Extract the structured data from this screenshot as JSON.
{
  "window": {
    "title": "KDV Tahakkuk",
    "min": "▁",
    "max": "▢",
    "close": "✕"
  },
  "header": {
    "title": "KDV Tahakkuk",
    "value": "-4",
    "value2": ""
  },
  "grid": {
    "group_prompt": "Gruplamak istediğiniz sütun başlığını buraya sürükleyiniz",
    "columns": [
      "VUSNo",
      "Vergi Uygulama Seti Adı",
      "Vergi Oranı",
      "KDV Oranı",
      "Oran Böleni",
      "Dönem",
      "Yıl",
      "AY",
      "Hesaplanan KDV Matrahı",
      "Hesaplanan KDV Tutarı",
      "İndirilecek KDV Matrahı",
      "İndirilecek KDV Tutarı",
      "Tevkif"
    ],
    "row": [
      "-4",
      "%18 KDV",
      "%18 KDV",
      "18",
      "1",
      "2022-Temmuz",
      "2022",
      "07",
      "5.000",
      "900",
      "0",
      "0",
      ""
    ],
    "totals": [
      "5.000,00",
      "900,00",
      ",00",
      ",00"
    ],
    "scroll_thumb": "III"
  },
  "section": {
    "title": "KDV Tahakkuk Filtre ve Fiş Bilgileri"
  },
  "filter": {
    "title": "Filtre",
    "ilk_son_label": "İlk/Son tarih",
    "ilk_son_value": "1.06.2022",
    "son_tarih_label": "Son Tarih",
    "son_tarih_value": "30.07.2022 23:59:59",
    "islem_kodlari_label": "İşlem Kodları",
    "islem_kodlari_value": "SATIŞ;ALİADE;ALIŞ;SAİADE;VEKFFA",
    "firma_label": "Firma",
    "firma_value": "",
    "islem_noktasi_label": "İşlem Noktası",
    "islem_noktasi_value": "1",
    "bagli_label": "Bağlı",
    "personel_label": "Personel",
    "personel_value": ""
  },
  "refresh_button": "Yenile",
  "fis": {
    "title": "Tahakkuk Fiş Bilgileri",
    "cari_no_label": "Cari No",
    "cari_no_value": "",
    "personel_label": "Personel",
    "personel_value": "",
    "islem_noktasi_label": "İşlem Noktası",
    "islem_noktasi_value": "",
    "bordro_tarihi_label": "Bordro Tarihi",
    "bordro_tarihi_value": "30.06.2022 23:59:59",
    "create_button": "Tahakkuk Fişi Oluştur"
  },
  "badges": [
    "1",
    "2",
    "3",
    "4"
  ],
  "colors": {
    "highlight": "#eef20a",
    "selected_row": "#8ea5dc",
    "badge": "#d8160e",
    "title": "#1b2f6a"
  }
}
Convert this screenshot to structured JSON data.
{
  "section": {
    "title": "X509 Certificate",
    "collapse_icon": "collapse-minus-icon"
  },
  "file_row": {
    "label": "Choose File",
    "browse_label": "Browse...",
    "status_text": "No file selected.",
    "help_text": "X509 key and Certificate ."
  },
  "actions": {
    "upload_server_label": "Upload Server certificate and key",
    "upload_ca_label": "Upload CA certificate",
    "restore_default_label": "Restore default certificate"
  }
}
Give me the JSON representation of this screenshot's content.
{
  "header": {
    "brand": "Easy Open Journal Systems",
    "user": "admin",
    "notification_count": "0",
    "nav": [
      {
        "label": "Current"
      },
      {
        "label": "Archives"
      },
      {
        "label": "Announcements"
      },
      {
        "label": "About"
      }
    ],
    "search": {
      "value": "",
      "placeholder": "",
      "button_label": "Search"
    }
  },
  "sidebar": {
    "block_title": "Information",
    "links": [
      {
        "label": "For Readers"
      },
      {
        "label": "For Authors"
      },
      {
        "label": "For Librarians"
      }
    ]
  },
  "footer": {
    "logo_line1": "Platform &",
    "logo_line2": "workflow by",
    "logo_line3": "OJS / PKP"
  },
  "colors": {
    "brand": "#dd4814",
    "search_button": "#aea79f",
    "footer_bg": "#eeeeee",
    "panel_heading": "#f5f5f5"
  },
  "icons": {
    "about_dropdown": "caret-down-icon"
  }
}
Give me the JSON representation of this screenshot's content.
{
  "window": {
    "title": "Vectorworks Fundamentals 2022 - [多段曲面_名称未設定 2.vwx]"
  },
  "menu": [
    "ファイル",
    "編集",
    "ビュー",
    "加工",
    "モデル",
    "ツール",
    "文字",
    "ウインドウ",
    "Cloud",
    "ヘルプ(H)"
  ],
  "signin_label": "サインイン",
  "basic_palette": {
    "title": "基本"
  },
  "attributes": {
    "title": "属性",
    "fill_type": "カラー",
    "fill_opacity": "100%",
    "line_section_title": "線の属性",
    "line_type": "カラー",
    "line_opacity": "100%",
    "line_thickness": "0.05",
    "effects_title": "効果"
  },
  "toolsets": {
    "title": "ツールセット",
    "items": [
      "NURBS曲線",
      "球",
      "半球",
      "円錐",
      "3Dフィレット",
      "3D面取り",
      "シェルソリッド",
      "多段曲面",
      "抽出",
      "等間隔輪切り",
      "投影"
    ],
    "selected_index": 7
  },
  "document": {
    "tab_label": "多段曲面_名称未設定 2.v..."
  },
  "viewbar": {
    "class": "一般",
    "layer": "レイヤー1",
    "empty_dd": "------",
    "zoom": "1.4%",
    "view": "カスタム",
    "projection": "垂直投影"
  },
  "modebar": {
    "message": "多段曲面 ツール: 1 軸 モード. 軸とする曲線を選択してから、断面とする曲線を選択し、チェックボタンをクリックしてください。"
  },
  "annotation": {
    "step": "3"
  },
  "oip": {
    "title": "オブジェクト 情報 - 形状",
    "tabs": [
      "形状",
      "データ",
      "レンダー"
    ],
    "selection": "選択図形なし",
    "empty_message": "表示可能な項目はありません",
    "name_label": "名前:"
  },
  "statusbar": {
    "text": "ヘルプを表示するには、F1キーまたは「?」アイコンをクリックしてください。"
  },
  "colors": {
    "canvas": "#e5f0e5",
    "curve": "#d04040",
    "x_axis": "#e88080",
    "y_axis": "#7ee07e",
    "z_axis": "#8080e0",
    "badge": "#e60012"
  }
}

#### THE REQUEST
Copy in full each line that holds the word "structured".

#### TASK RESULT
Extract the structured data from this screenshot as JSON.
Convert this screenshot to structured JSON data.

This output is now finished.